# Objective a
Rewrite the listing from its first line through the line containing "- list-fab-button[interactable]: [1822, 889, 1878, 945]", substituting "ram-icon" for every "memory-icon" and leaving everything else unchanged.

**** Given text

As a flight instructor, I am often asked the question, “How old do you have to be to start learning to fly?” Teens ask this question thinking that they will hear the 15 1/2 years old that is required by the State of Ohio to get a temporary permit in a car. Parents of younger children ask this question in some cases hoping that they can get an enthusiastic youth off of their back, in other cases because they would like to get their child up and flying.

The short answer to the question is that there is no minimum age for a child to begin learning to fly. The longer answer is a bit more complicated and I will attempt to discuss that here.

Kids and Flying

The love of aviation is a tremendous gift to give to your children. There are a number of toys, books, and videos that can help to encourage this love. When they are old enough to understand and not be frightened by the noise, airshows and trips to the airport can also deepen their appreciation of flight. To truly appreciate the joy and excitement of flight, they need a pleasant but memorable experience flying in an aircraft.

********

# Objective b
What is the minimum age for a child to begin learning to fly, according to the text on learning to fly?

**** Source data

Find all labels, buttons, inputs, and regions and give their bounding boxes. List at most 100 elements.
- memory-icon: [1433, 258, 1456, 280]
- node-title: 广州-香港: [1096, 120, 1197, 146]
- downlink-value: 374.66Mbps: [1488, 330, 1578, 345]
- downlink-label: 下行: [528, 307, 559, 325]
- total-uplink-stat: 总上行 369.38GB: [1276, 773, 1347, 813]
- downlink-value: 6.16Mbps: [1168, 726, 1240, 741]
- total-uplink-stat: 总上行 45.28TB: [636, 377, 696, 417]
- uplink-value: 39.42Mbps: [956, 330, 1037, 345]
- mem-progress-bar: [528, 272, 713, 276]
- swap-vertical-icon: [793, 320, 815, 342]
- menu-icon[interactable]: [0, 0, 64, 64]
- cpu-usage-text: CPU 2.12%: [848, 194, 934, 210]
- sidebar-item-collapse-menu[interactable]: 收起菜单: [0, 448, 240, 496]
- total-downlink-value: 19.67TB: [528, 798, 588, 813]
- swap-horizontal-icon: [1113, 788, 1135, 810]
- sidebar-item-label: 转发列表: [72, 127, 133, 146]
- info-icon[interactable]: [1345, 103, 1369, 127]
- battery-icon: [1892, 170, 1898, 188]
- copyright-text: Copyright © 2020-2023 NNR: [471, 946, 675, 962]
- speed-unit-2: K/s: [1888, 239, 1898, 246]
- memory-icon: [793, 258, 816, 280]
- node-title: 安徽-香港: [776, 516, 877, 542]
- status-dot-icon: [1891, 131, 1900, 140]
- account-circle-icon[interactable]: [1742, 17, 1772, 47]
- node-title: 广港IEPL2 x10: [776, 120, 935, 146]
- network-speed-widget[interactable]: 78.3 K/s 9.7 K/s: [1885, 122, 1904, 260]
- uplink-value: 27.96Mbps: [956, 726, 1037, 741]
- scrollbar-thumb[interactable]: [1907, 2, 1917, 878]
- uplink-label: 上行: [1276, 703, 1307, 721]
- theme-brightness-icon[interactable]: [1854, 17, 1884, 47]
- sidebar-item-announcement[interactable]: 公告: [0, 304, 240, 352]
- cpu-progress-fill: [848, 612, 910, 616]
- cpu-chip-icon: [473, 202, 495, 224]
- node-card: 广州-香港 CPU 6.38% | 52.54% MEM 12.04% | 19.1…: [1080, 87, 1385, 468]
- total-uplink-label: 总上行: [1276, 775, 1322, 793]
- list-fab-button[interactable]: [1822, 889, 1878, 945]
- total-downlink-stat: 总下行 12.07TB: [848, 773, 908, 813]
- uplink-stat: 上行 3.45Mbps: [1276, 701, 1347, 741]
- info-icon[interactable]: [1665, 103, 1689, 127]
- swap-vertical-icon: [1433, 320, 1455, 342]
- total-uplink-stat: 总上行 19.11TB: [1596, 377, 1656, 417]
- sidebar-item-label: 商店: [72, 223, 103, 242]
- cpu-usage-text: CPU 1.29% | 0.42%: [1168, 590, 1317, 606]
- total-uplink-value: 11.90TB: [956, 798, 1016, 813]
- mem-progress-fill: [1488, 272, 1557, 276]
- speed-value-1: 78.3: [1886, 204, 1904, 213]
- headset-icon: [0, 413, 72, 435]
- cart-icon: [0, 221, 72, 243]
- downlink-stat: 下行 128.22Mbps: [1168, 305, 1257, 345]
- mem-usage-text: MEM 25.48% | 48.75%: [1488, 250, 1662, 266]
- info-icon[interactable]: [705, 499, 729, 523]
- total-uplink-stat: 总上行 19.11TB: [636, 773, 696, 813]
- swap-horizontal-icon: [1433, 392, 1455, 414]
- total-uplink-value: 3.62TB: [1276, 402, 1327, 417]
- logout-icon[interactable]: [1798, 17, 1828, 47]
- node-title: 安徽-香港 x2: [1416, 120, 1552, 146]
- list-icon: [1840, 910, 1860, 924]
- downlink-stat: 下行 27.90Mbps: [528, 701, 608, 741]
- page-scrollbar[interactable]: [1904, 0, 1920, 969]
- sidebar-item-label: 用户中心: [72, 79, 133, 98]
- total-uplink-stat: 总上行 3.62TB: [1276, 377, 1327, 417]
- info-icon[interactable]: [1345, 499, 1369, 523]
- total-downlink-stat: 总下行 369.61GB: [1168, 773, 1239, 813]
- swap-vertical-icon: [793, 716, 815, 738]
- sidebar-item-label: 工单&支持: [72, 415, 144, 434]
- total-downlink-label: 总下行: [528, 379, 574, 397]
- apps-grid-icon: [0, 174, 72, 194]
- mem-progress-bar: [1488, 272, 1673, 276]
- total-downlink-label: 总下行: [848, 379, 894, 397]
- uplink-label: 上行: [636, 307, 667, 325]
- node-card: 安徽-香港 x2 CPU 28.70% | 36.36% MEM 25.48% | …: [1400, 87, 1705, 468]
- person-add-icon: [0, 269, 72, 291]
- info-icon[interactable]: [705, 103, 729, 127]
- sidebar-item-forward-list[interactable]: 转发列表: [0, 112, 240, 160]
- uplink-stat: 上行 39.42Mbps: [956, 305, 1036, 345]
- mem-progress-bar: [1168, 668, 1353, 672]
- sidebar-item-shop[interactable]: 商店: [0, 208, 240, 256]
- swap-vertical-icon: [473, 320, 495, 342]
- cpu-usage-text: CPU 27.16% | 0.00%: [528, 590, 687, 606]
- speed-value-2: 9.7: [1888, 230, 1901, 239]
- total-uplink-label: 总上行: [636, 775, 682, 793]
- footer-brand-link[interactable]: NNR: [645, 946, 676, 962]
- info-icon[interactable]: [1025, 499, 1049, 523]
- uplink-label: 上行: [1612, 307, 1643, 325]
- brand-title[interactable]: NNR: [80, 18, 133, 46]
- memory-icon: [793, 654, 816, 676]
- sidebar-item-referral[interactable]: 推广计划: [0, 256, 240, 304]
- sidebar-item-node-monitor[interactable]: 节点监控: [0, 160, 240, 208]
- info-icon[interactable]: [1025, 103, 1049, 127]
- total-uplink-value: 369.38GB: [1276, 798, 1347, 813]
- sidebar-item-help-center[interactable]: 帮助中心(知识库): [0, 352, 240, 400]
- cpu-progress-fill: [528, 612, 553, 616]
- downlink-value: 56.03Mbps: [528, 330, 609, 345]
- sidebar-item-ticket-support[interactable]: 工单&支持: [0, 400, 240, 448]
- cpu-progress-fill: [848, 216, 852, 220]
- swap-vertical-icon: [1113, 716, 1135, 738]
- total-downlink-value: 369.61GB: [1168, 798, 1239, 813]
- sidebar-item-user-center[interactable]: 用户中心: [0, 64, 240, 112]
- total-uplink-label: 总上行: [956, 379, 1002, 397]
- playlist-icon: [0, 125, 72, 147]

********

# Finished answer a
Find all labels, buttons, inputs, and regions and give their bounding boxes. List at most 100 elements.
- ram-icon: [1433, 258, 1456, 280]
- node-title: 广州-香港: [1096, 120, 1197, 146]
- downlink-value: 374.66Mbps: [1488, 330, 1578, 345]
- downlink-label: 下行: [528, 307, 559, 325]
- total-uplink-stat: 总上行 369.38GB: [1276, 773, 1347, 813]
- downlink-value: 6.16Mbps: [1168, 726, 1240, 741]
- total-uplink-stat: 总上行 45.28TB: [636, 377, 696, 417]
- uplink-value: 39.42Mbps: [956, 330, 1037, 345]
- mem-progress-bar: [528, 272, 713, 276]
- swap-vertical-icon: [793, 320, 815, 342]
- menu-icon[interactable]: [0, 0, 64, 64]
- cpu-usage-text: CPU 2.12%: [848, 194, 934, 210]
- sidebar-item-collapse-menu[interactable]: 收起菜单: [0, 448, 240, 496]
- total-downlink-value: 19.67TB: [528, 798, 588, 813]
- swap-horizontal-icon: [1113, 788, 1135, 810]
- sidebar-item-label: 转发列表: [72, 127, 133, 146]
- info-icon[interactable]: [1345, 103, 1369, 127]
- battery-icon: [1892, 170, 1898, 188]
- copyright-text: Copyright © 2020-2023 NNR: [471, 946, 675, 962]
- speed-unit-2: K/s: [1888, 239, 1898, 246]
- ram-icon: [793, 258, 816, 280]
- node-title: 安徽-香港: [776, 516, 877, 542]
- status-dot-icon: [1891, 131, 1900, 140]
- account-circle-icon[interactable]: [1742, 17, 1772, 47]
- node-title: 广港IEPL2 x10: [776, 120, 935, 146]
- network-speed-widget[interactable]: 78.3 K/s 9.7 K/s: [1885, 122, 1904, 260]
- uplink-value: 27.96Mbps: [956, 726, 1037, 741]
- scrollbar-thumb[interactable]: [1907, 2, 1917, 878]
- uplink-label: 上行: [1276, 703, 1307, 721]
- theme-brightness-icon[interactable]: [1854, 17, 1884, 47]
- sidebar-item-announcement[interactable]: 公告: [0, 304, 240, 352]
- cpu-progress-fill: [848, 612, 910, 616]
- cpu-chip-icon: [473, 202, 495, 224]
- node-card: 广州-香港 CPU 6.38% | 52.54% MEM 12.04% | 19.1…: [1080, 87, 1385, 468]
- total-uplink-label: 总上行: [1276, 775, 1322, 793]
- list-fab-button[interactable]: [1822, 889, 1878, 945]

# Finished answer b
There is no minimum age.